→ Task requirements
Reproduce each record exactly.

→ Entries provided
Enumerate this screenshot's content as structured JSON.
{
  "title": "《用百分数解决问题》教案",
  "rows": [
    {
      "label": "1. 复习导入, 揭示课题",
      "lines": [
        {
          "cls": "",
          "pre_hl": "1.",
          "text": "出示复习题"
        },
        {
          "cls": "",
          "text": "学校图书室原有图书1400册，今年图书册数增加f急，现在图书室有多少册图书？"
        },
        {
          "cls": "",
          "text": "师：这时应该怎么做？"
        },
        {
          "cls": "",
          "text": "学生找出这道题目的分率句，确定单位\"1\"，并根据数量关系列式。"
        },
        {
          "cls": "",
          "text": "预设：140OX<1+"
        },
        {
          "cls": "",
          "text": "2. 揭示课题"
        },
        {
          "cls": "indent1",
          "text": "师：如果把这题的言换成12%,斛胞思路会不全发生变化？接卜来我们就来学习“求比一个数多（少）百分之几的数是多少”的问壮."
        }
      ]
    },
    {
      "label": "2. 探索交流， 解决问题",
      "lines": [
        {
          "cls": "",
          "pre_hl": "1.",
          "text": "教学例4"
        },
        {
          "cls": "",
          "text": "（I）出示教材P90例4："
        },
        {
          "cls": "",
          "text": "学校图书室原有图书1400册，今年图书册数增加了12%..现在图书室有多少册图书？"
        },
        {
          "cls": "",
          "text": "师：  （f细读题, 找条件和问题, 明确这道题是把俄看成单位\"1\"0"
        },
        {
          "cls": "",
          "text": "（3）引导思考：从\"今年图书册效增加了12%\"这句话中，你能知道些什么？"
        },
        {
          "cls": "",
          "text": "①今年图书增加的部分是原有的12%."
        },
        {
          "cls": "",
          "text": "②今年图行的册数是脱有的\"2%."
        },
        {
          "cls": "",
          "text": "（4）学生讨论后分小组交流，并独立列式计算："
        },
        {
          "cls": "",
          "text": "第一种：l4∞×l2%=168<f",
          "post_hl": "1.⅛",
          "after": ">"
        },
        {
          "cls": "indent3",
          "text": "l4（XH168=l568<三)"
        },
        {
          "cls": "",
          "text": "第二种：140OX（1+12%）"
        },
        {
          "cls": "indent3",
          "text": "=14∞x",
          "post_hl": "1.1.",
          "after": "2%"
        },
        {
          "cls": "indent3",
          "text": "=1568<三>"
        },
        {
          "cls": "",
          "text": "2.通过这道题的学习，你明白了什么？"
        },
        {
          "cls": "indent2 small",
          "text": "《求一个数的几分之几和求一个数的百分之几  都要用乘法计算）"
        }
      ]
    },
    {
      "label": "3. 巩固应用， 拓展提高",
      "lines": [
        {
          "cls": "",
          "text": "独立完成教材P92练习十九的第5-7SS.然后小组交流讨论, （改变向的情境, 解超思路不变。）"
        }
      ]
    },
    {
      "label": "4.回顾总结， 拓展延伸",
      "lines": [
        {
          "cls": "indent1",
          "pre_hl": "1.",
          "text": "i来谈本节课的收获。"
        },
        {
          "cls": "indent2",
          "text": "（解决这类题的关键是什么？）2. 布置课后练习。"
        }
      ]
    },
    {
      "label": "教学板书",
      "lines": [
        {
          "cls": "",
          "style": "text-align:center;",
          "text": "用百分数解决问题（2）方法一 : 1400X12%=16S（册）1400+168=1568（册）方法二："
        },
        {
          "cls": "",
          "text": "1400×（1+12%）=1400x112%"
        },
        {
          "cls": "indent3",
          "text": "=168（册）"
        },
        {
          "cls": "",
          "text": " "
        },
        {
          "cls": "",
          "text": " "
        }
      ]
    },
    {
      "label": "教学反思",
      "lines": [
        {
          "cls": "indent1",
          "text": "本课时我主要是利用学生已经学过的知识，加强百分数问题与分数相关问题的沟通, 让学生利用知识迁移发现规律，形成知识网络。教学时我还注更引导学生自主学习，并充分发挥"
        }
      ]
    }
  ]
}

→ Exercise solution
Enumerate this screenshot's content as structured JSON.
{
  "title": "《用百分数解决问题》教案",
  "rows": [
    {
      "label": "1. 复习导入, 揭示课题",
      "lines": [
        {
          "cls": "",
          "pre_hl": "1.",
          "text": "出示复习题"
        },
        {
          "cls": "",
          "text": "学校图书室原有图书1400册，今年图书册数增加f急，现在图书室有多少册图书？"
        },
        {
          "cls": "",
          "text": "师：这时应该怎么做？"
        },
        {
          "cls": "",
          "text": "学生找出这道题目的分率句，确定单位\"1\"，并根据数量关系列式。"
        },
        {
          "cls": "",
          "text": "预设：140OX<1+"
        },
        {
          "cls": "",
          "text": "2. 揭示课题"
        },
        {
          "cls": "indent1",
          "text": "师：如果把这题的言换成12%,斛胞思路会不全发生变化？接卜来我们就来学习“求比一个数多（少）百分之几的数是多少”的问壮."
        }
      ]
    },
    {
      "label": "2. 探索交流， 解决问题",
      "lines": [
        {
          "cls": "",
          "pre_hl": "1.",
          "text": "教学例4"
        },
        {
          "cls": "",
          "text": "（I）出示教材P90例4："
        },
        {
          "cls": "",
          "text": "学校图书室原有图书1400册，今年图书册数增加了12%..现在图书室有多少册图书？"
        },
        {
          "cls": "",
          "text": "师：  （f细读题, 找条件和问题, 明确这道题是把俄看成单位\"1\"0"
        },
        {
          "cls": "",
          "text": "（3）引导思考：从\"今年图书册效增加了12%\"这句话中，你能知道些什么？"
        },
        {
          "cls": "",
          "text": "①今年图书增加的部分是原有的12%."
        },
        {
          "cls": "",
          "text": "②今年图行的册数是脱有的\"2%."
        },
        {
          "cls": "",
          "text": "（4）学生讨论后分小组交流，并独立列式计算："
        },
        {
          "cls": "",
          "text": "第一种：l4∞×l2%=168<f",
          "post_hl": "1.⅛",
          "after": ">"
        },
        {
          "cls": "indent3",
          "text": "l4（XH168=l568<三)"
        },
        {
          "cls": "",
          "text": "第二种：140OX（1+12%）"
        },
        {
          "cls": "indent3",
          "text": "=14∞x",
          "post_hl": "1.1.",
          "after": "2%"
        },
        {
          "cls": "indent3",
          "text": "=1568<三>"
        },
        {
          "cls": "",
          "text": "2.通过这道题的学习，你明白了什么？"
        },
        {
          "cls": "indent2 small",
          "text": "《求一个数的几分之几和求一个数的百分之几  都要用乘法计算）"
        }
      ]
    },
    {
      "label": "3. 巩固应用， 拓展提高",
      "lines": [
        {
          "cls": "",
          "text": "独立完成教材P92练习十九的第5-7SS.然后小组交流讨论, （改变向的情境, 解超思路不变。）"
        }
      ]
    },
    {
      "label": "4.回顾总结， 拓展延伸",
      "lines": [
        {
          "cls": "indent1",
          "pre_hl": "1.",
          "text": "i来谈本节课的收获。"
        },
        {
          "cls": "indent2",
          "text": "（解决这类题的关键是什么？）2. 布置课后练习。"
        }
      ]
    },
    {
      "label": "教学板书",
      "lines": [
        {
          "cls": "",
          "style": "text-align:center;",
          "text": "用百分数解决问题（2）方法一 : 1400X12%=16S（册）1400+168=1568（册）方法二："
        },
        {
          "cls": "",
          "text": "1400×（1+12%）=1400x112%"
        },
        {
          "cls": "indent3",
          "text": "=168（册）"
        },
        {
          "cls": "",
          "text": " "
        },
        {
          "cls": "",
          "text": " "
        }
      ]
    },
    {
      "label": "教学反思",
      "lines": [
        {
          "cls": "indent1",
          "text": "本课时我主要是利用学生已经学过的知识，加强百分数问题与分数相关问题的沟通, 让学生利用知识迁移发现规律，形成知识网络。教学时我还注更引导学生自主学习，并充分发挥"
        }
      ]
    }
  ]
}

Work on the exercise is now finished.